Separate out the lines that hold "cultural".
%%
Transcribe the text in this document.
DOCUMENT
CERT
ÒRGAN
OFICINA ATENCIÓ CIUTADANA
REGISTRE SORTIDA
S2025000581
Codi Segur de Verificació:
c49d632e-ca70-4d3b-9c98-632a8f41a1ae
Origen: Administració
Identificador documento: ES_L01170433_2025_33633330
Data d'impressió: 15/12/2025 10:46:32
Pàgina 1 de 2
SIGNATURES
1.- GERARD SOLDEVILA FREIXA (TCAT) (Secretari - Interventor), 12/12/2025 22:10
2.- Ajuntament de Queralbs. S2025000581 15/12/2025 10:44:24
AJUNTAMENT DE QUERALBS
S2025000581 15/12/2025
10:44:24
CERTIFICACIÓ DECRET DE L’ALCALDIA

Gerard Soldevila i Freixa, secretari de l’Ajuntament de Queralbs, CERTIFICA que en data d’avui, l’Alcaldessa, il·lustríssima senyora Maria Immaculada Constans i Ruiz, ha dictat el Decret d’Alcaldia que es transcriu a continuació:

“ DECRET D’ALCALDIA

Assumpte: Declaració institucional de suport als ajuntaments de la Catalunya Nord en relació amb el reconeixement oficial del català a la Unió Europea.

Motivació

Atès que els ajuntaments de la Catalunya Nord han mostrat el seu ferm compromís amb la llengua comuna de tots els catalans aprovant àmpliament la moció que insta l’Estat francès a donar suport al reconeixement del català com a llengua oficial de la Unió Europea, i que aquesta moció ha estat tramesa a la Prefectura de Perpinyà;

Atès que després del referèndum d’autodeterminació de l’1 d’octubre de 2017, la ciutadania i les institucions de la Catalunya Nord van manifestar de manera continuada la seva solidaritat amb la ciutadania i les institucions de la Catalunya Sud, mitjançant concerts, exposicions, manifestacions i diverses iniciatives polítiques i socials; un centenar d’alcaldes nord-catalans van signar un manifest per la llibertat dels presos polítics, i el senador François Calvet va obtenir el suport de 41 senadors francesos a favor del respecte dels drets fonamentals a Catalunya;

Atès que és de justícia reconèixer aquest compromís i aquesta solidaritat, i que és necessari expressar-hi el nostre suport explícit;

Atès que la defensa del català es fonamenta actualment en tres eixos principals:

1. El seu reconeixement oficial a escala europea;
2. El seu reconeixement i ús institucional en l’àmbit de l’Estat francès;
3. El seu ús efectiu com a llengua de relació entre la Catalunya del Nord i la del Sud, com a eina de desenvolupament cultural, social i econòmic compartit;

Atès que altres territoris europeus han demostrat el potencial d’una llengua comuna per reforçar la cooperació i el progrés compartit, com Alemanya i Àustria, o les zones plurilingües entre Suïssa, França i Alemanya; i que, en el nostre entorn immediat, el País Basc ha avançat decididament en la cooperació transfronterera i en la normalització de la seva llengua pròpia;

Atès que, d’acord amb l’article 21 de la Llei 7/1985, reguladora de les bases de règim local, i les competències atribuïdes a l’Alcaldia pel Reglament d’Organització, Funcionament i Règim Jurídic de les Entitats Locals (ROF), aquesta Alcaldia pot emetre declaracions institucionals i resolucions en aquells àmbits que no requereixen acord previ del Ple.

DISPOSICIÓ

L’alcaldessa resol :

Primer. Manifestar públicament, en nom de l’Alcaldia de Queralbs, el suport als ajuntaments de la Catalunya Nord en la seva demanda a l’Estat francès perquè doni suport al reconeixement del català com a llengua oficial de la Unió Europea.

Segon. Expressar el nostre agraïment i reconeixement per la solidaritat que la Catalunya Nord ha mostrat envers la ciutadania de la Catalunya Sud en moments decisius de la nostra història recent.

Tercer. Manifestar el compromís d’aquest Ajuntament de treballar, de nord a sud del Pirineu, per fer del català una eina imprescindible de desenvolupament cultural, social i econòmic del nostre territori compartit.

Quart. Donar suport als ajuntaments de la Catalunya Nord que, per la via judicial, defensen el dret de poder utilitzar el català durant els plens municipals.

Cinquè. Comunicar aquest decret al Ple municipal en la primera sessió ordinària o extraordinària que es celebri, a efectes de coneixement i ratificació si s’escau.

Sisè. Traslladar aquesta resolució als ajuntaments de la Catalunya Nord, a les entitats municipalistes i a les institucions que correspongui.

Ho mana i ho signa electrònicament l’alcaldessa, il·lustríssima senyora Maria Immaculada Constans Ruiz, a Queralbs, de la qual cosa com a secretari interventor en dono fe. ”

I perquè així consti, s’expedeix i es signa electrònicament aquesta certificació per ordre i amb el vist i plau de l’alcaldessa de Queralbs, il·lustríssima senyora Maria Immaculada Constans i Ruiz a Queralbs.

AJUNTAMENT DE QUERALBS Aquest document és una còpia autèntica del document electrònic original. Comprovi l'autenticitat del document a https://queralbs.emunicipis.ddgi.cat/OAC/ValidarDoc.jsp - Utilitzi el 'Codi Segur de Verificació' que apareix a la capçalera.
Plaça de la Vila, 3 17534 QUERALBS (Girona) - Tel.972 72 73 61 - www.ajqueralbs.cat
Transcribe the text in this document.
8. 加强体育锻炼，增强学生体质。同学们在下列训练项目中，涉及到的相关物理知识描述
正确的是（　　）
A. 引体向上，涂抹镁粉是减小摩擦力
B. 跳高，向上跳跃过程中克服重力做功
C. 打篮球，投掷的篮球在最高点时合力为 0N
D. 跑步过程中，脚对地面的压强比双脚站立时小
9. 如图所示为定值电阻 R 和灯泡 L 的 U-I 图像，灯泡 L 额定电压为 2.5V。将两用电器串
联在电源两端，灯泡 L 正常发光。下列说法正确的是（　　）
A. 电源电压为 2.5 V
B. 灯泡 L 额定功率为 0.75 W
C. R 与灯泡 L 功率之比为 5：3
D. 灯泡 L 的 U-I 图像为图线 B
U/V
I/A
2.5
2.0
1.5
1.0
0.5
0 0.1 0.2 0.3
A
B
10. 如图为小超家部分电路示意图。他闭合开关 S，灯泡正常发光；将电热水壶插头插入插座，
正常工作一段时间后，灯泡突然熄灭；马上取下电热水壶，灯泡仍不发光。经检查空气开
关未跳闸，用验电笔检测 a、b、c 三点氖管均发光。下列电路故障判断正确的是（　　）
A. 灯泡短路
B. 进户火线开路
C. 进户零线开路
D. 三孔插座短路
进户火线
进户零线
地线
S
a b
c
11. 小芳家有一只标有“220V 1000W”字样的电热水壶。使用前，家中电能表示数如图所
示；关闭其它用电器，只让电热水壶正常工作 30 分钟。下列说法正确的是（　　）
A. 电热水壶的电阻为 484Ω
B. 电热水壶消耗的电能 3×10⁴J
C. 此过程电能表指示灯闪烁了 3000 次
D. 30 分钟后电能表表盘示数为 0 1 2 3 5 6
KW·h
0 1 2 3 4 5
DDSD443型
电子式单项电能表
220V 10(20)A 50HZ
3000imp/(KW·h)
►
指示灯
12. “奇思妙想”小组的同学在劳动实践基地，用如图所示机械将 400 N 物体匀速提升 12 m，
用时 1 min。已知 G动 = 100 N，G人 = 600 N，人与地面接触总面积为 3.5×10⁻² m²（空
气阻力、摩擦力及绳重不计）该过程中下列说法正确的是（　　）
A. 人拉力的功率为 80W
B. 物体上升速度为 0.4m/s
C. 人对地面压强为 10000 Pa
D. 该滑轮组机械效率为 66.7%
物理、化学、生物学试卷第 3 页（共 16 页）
%%
*SOLUTION TO THIS EXERCISE:*
3. El seu ús efectiu com a llengua de relació entre la Catalunya del Nord i la del Sud, com a eina de desenvolupament cultural, social i econòmic compartit;
Tercer. Manifestar el compromís d’aquest Ajuntament de treballar, de nord a sud del Pirineu, per fer del català una eina imprescindible de desenvolupament cultural, social i econòmic del nostre territori compartit.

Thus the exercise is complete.